Exercise materials
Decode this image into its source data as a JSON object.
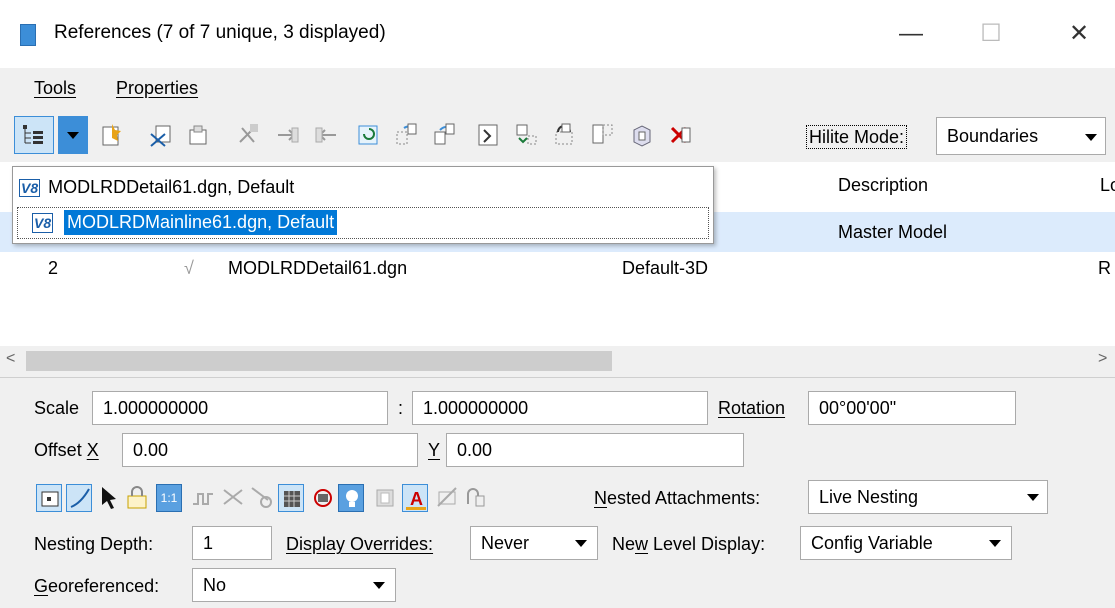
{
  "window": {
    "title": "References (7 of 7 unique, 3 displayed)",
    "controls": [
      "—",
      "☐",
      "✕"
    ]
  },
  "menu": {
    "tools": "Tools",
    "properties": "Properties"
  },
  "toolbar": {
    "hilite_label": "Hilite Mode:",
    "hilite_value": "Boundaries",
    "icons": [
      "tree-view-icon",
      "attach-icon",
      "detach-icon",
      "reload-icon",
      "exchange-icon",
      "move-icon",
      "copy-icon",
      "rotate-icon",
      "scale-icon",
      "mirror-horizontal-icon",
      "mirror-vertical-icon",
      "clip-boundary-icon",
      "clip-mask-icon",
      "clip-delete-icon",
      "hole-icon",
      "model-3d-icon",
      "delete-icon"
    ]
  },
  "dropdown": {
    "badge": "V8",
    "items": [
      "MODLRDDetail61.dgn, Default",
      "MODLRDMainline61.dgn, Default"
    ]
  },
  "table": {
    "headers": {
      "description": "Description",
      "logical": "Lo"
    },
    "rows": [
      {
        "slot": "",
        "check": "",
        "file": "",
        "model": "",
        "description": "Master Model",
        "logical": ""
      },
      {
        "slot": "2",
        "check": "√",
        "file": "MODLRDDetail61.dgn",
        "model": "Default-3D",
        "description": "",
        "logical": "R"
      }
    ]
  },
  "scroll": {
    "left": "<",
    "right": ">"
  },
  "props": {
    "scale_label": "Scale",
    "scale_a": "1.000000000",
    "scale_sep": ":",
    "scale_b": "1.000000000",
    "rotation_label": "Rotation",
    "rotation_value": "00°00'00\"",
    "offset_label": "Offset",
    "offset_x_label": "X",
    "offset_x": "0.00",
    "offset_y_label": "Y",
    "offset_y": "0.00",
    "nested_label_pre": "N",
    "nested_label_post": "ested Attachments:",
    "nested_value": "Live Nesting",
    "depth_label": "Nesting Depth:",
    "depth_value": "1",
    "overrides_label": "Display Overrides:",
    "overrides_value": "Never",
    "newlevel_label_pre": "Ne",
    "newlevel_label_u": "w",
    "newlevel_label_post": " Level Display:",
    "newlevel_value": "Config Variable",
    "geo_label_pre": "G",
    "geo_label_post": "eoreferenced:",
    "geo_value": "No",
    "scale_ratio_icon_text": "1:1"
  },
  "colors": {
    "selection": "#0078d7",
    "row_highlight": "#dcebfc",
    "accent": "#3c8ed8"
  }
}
==
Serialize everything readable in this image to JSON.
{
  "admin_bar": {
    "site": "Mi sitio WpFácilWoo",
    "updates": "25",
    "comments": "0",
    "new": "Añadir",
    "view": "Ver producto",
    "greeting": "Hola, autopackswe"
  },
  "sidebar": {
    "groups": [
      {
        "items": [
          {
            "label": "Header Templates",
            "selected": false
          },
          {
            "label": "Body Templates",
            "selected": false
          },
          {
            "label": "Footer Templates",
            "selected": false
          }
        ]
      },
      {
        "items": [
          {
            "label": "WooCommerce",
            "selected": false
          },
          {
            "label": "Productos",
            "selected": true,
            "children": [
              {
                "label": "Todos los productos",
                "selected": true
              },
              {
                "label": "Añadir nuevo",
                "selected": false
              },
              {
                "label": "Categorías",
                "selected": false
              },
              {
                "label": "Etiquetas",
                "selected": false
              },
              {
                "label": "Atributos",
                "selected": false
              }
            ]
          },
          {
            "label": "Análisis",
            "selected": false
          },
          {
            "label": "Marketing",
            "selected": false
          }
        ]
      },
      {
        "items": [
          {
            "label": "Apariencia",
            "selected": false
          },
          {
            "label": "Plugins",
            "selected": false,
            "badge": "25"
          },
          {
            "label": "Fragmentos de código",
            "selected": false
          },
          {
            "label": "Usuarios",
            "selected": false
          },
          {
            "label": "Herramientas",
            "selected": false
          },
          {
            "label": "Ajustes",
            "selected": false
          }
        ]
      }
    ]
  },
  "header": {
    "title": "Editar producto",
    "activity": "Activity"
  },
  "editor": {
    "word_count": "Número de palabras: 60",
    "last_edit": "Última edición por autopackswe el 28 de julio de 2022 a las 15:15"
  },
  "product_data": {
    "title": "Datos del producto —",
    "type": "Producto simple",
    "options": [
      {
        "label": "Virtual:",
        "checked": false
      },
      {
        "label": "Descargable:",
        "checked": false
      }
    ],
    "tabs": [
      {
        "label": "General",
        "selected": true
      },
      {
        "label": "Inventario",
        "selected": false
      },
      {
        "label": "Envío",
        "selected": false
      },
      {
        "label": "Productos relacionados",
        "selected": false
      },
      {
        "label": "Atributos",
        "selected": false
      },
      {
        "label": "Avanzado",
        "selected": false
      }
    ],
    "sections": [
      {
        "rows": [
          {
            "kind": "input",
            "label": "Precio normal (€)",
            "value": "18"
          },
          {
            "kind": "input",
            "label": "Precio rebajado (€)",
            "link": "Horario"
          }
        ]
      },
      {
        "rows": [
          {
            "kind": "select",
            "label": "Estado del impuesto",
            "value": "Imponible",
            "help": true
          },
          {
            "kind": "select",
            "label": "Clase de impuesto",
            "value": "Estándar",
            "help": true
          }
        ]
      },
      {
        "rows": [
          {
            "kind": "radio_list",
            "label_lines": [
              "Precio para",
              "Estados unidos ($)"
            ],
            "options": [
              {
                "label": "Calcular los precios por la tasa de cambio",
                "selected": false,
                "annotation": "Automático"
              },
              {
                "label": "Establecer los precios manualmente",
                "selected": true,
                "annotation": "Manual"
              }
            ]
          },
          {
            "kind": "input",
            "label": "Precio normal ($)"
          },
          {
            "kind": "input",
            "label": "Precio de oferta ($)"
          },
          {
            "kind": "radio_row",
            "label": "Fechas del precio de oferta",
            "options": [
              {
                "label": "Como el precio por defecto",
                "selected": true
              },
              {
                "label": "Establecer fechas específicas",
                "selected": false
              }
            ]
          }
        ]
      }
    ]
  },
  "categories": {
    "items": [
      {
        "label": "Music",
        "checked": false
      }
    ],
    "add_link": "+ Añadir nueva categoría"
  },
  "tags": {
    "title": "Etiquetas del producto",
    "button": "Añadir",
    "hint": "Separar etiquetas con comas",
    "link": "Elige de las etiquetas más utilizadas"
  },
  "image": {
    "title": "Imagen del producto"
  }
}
...
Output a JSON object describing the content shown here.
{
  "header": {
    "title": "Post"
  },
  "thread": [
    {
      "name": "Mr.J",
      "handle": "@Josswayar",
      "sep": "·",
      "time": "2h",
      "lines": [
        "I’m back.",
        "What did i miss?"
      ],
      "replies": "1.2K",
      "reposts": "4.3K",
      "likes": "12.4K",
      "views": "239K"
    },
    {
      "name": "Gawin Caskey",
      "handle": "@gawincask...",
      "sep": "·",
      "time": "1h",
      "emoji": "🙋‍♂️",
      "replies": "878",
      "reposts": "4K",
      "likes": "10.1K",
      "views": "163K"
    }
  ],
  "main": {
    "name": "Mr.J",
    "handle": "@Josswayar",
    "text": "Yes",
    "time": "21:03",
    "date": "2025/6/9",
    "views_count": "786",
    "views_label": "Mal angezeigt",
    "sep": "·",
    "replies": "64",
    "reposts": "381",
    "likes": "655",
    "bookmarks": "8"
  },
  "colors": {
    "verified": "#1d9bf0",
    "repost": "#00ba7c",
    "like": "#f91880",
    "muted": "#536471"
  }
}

Goal
Go through the records. Copy each line where "precios" appears.

Task output
                "label": "Calcular los precios por la tasa de cambio",
                "label": "Establecer los precios manualmente",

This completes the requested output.